- **Fragmento de la página**:
········
Evangelio del día y puntos de meditación del viernes 2 de enero

Jn 1,19-28

Éste fue el testimonio de Juan, cuando los judíos enviaron adonde estaba él desde Jerusalén sacerdotes y levitas a preguntarle: «¿Quién eres tú?». El confesó, y no negó; confesó: «Yo no soy el Cristo». Y le preguntaron: «¿Qué, pues? ¿Eres tú Elías?». El dijo: «No lo soy». «¿Eres tú el profeta?». Respondió: «No». Entonces le dijeron: «¿Quién eres, pues, para que demos respuesta a los que nos han enviado? ¿Qué dices de ti mismo?». Dijo él: «Yo soy voz del que clama en el desierto: Rectificad el camino del Señor, como dijo el profeta Isaías».

Los enviados eran fariseos. Y le preguntaron: «¿Por qué, pues, bautizas, si no eres tú el Cristo ni Elías ni el profeta?». Juan les respondió: «Yo bautizo con agua, pero en medio de vosotros está uno a quien no conocéis, que viene detrás de mí, a quien yo no soy digno de desatarle la correa de su sandalia». Esto ocurrió en Betania, al otro lado del Jordán, donde estaba Juan bautizando


Para meditar:

  • Juan invita a la conversión. Jesús, por su parte, hará lo mismo, diciendo: «El tiempo se ha cumplido y el Reino de Dios está cerca; convertíos y creed en el Evangelio» (Mc 1, 15). La conversión es un aspecto fundamental de la vida del cristiano. Estamos llamados a renovarnos incesantemente, a volver una y otra vez al buen camino que es Cristo, a luchar decididamente para abandonar el pecado, puliéndonos cada vez más y más hasta identificarnos plenamente con Jesús. En este año que comienza, hagamos un sincero propósito de conversión, teniendo muy presente aquello que tan acertadamente comentó Orígenes en una de sus homilías: «convertirse es dejar de ser lo que uno era para comenzar a ser lo que Dios quiere»

  • Juan, aun siendo grande -el mayor de los nacidos de mujer- es nada ante Jesús, que es el mismismo Hijo de Dios encarnado: no es digno ni siquiera de desatarle la correa de su sandalia. Lo mismo nos sucede a nosotros: frente a Jesús, frente a Dios, comprendemos nuestra nulidad, nuestra pequeñez, nuestra fragilidad. En cambio, quien no tiene presente a Dios en su vida, tiende a ensoberbecerse, pues pierde el punto de referencia con quien compararse. Pidamos al Señor la virtud de la humildad, necesaria para que Él pueda llenarnos de su gracia, exaltándonos.

  • «En medio de vosotros está uno a quien no conocéis». El conocimiento de Jesús -del verdadero Jesús, no de uno imaginado por nosotros, modelado según nuestros deseos- se logra, entre otras cosas, por medio de la lectura y meditación de la Sagrada Escritura, y especialmente de los Evangelios. De ahí la necesidad que tiene todo aquél que quiera ser verdaderamente cristiano de tener una gran familiaridad con el texto sagrado. No dejemos, en este año nuevo que comienza, de hacer el propósito de leer con frecuencia, quizá todos los días, la Sagrada Escritura, recordando aquello que explicaba San Jerónimo: «el desconocimiento de las Sagradas Escrituras es desconocimiento de Cristo».
········
- **Registros almacenados**:
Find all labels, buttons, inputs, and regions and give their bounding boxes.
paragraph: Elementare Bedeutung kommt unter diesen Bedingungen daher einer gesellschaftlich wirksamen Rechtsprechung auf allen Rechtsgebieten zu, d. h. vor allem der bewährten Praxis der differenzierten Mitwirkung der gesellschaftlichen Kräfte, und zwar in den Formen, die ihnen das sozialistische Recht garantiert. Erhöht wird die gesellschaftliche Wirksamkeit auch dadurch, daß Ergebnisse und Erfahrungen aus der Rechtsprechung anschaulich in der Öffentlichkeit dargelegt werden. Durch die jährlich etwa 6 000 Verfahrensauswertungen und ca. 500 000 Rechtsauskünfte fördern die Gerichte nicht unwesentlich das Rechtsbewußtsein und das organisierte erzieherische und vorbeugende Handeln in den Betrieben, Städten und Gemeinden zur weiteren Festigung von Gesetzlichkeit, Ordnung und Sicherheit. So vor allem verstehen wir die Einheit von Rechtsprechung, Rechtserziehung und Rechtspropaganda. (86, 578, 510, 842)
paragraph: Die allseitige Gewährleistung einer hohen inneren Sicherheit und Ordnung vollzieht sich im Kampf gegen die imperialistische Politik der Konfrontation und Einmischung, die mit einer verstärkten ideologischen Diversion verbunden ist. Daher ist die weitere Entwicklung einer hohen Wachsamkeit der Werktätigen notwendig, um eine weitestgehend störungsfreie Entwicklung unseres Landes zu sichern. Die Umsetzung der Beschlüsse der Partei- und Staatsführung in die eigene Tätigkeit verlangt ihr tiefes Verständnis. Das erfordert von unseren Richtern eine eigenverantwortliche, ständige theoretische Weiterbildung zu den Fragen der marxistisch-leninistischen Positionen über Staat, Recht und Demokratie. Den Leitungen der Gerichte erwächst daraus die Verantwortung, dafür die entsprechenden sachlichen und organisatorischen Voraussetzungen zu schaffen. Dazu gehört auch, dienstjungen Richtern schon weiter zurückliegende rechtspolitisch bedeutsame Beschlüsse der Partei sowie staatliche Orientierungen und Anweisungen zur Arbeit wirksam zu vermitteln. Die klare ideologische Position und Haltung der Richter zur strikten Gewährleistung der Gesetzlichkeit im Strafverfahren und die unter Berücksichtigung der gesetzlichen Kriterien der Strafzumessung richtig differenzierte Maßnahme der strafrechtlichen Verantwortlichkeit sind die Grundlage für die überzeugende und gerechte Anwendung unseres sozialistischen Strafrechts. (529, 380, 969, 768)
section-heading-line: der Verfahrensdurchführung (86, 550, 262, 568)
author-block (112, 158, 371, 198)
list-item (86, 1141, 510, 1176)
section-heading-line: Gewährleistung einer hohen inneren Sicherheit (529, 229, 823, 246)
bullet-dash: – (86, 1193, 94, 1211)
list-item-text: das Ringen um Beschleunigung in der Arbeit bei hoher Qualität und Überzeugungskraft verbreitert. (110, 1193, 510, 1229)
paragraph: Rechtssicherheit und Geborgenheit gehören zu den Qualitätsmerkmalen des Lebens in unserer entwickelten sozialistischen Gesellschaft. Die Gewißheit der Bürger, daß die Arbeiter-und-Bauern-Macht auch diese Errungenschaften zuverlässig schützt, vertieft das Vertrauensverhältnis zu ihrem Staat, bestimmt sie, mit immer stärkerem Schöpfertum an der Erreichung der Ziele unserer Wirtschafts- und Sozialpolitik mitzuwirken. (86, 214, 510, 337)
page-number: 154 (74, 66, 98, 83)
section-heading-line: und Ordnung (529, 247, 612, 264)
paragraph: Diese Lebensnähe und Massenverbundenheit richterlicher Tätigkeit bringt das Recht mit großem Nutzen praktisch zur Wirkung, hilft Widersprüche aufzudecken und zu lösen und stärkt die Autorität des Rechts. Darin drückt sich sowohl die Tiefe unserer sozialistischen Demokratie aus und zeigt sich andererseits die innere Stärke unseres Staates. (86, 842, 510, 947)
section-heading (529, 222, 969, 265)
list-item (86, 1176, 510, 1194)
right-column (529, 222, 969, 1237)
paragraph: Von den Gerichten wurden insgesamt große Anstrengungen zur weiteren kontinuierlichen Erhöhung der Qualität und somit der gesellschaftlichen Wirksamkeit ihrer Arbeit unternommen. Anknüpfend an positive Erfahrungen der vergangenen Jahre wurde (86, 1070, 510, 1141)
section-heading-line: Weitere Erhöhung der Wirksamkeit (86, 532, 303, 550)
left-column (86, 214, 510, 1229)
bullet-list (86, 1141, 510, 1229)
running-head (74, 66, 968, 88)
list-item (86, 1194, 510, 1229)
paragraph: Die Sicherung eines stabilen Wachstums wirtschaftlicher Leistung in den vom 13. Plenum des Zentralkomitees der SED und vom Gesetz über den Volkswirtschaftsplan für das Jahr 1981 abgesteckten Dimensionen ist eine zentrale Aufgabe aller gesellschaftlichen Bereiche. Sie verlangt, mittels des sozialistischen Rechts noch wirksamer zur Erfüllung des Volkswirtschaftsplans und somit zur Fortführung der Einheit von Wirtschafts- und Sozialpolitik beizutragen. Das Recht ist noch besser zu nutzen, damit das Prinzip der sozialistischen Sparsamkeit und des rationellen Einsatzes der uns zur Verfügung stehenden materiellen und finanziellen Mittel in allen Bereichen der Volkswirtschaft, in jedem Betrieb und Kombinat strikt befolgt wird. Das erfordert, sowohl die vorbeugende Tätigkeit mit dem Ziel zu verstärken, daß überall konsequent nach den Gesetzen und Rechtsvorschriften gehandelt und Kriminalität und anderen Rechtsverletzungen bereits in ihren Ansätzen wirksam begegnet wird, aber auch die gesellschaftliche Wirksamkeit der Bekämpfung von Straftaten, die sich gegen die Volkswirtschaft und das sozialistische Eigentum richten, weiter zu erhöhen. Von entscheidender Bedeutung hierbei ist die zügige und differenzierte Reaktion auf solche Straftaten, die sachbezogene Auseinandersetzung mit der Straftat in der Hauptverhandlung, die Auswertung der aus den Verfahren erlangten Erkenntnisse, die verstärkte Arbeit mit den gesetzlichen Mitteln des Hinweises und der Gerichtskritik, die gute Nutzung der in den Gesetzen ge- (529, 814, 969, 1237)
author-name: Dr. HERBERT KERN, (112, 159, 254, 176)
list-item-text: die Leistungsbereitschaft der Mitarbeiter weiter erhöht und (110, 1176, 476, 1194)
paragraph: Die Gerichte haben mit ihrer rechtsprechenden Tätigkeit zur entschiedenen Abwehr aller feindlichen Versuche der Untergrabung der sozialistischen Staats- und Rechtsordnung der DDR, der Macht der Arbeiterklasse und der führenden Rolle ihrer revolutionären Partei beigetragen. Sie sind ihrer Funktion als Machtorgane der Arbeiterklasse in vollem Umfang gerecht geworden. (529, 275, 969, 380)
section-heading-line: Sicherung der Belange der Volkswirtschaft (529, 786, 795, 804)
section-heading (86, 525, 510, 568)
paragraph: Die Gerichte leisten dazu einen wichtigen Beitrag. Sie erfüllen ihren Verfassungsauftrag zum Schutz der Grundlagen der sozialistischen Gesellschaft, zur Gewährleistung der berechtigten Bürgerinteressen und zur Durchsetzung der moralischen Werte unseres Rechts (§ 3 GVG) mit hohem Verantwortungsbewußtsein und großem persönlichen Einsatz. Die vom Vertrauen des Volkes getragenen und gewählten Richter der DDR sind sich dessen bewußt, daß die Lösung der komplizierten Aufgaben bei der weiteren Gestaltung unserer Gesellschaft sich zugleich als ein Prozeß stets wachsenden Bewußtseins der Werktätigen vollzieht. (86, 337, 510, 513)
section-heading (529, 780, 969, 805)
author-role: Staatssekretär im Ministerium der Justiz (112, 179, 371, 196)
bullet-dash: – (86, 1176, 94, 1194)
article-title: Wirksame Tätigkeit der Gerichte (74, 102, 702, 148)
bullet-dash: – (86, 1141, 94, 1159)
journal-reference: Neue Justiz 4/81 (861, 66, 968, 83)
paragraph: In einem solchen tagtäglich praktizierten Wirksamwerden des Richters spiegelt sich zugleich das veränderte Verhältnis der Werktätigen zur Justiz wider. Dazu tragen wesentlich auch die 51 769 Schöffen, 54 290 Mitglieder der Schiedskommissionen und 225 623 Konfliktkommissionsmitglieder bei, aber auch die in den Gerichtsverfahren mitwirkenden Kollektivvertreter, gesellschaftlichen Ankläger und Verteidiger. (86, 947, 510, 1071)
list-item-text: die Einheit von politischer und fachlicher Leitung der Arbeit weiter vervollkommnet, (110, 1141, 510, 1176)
········
Por favor, enumera lo que Juan niega ser cuando le preguntan quién es, según el evangelio de la página.

- El Cristo
- Elías
- El profeta